--- RECORDS PROVIDED Enclosed Below ---

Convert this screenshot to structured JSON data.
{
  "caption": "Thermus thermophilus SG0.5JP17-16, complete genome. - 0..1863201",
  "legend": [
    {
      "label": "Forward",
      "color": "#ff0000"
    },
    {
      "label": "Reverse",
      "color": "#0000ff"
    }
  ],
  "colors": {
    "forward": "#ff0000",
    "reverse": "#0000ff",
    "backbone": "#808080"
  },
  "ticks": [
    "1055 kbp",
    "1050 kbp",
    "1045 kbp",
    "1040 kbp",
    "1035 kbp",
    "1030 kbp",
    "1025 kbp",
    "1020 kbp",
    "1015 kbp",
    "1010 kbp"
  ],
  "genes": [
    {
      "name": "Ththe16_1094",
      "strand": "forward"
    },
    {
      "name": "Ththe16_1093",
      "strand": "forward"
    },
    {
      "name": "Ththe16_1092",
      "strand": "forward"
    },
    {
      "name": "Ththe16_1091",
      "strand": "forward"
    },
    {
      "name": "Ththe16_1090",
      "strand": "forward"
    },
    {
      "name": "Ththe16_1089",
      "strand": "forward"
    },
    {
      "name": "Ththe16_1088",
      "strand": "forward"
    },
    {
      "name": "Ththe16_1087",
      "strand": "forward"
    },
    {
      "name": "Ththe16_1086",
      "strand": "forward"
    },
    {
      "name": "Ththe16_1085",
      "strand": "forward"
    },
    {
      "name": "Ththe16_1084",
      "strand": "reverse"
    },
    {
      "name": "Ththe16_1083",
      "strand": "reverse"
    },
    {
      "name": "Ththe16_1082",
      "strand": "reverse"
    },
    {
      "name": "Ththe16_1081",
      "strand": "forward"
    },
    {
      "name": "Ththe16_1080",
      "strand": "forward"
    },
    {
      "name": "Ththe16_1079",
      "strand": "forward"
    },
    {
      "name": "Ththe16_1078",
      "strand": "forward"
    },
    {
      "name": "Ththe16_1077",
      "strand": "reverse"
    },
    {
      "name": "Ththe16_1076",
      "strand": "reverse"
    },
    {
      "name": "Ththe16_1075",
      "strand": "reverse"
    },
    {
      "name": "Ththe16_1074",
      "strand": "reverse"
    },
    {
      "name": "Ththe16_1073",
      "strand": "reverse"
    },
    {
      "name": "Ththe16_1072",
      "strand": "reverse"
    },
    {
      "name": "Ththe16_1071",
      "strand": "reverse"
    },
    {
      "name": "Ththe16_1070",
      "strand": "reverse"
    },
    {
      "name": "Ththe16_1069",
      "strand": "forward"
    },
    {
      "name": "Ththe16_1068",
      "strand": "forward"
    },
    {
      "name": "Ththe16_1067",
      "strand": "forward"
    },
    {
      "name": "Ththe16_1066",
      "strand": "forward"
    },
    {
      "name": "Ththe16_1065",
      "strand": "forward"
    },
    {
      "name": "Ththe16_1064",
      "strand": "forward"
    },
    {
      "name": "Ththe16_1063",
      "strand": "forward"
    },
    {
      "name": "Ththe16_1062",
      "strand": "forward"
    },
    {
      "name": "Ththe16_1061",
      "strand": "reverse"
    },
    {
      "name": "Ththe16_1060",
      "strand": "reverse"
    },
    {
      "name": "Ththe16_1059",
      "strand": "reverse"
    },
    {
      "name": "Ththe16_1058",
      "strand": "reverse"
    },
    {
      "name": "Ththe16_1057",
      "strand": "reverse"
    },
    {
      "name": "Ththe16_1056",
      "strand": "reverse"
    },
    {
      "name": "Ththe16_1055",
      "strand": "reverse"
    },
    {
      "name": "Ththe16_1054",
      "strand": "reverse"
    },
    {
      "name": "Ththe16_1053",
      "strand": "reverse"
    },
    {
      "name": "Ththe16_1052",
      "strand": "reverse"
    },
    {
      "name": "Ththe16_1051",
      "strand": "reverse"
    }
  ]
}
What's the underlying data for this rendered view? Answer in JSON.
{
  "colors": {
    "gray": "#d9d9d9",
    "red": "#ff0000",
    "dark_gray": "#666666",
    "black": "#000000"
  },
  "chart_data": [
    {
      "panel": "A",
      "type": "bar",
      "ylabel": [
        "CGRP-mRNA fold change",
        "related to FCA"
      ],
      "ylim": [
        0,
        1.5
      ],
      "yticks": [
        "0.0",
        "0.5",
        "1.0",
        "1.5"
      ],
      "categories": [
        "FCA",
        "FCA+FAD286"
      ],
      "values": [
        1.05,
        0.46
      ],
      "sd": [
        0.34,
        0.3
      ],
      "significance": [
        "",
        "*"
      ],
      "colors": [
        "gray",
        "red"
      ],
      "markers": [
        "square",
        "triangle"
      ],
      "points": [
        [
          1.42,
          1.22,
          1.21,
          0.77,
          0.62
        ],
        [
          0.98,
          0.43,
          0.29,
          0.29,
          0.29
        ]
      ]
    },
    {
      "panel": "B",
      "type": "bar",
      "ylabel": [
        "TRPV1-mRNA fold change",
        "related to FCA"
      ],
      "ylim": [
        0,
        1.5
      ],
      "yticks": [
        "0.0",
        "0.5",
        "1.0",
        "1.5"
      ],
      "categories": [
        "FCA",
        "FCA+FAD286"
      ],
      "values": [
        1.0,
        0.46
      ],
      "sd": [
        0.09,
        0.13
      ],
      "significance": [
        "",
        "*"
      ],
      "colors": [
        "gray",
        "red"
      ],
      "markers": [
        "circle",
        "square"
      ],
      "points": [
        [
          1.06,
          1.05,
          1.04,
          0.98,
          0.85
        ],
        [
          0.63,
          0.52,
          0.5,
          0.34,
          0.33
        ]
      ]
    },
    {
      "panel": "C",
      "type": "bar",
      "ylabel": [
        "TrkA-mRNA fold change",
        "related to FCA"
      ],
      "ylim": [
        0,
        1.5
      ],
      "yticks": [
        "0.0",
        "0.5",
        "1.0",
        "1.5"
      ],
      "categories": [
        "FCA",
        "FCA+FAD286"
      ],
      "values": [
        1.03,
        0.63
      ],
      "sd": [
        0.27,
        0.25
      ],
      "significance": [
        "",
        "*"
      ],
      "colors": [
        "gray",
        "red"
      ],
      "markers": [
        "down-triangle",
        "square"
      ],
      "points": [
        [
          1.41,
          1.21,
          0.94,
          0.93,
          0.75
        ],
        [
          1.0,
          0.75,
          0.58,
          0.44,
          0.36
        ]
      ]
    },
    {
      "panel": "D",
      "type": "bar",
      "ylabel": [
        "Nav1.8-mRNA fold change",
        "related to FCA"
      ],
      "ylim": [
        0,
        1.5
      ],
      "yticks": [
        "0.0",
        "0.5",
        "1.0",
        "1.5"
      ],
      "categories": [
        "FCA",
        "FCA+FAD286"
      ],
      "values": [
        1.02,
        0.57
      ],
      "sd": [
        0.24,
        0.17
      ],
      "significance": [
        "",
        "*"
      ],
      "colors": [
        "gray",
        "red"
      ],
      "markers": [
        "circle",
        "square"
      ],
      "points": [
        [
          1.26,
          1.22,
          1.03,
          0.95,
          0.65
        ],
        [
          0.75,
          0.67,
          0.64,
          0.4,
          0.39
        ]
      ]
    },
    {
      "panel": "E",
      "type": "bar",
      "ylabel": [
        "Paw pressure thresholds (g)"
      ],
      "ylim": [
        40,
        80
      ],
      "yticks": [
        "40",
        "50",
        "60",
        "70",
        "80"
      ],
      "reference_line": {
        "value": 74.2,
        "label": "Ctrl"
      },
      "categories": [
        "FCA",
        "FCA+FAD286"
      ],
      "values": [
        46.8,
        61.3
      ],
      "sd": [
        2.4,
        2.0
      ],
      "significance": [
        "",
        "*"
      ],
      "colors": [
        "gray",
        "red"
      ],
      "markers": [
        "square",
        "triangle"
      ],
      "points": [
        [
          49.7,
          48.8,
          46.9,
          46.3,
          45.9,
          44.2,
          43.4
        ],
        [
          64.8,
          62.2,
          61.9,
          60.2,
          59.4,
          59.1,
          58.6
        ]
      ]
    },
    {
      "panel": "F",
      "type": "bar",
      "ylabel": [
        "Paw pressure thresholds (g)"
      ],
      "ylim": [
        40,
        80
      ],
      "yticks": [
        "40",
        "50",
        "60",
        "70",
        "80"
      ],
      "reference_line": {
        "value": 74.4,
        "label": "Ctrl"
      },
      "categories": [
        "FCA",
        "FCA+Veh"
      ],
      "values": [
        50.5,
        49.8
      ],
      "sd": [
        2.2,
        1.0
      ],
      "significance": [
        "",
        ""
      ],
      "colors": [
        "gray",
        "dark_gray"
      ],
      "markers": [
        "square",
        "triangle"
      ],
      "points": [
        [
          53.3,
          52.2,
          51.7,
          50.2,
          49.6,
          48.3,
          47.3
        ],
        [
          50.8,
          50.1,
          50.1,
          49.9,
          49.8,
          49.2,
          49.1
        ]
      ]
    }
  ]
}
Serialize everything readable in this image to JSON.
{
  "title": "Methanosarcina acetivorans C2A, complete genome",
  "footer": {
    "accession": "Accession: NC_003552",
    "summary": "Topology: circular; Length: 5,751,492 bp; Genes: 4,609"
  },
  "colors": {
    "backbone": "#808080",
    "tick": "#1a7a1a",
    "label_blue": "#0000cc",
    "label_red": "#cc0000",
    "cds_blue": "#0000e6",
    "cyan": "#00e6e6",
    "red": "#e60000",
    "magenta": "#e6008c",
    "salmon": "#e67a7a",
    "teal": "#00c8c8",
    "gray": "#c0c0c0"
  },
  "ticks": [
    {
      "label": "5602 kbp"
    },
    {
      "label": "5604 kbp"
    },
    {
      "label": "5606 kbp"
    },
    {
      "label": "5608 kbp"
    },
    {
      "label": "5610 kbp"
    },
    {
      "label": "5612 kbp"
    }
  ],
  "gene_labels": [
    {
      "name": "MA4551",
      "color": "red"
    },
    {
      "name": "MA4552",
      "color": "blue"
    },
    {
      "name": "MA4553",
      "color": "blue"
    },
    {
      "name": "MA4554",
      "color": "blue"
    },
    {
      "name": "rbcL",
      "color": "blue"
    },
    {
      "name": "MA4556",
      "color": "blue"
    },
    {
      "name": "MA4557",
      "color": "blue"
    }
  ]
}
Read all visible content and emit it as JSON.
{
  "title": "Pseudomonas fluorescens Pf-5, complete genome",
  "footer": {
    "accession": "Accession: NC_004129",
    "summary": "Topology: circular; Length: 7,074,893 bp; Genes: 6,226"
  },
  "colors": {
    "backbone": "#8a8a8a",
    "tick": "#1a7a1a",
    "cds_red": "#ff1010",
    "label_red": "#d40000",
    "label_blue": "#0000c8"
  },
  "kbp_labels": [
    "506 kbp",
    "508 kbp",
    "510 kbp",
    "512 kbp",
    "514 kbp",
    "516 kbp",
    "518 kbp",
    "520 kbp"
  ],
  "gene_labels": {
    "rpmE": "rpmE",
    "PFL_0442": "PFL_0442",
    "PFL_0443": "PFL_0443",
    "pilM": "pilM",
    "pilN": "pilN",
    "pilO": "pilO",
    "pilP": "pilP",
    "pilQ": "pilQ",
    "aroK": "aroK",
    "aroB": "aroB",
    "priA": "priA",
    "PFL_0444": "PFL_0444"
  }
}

--- End of Enclosed RECORDS PROVIDED ---

TASK INSTRUCTIONS: Report, for the data above, every line in which the string "mRNA" appears.

RESPONSE TO THE TASK:
        "CGRP-mRNA fold change",
        "TRPV1-mRNA fold change",
        "TrkA-mRNA fold change",
        "Nav1.8-mRNA fold change",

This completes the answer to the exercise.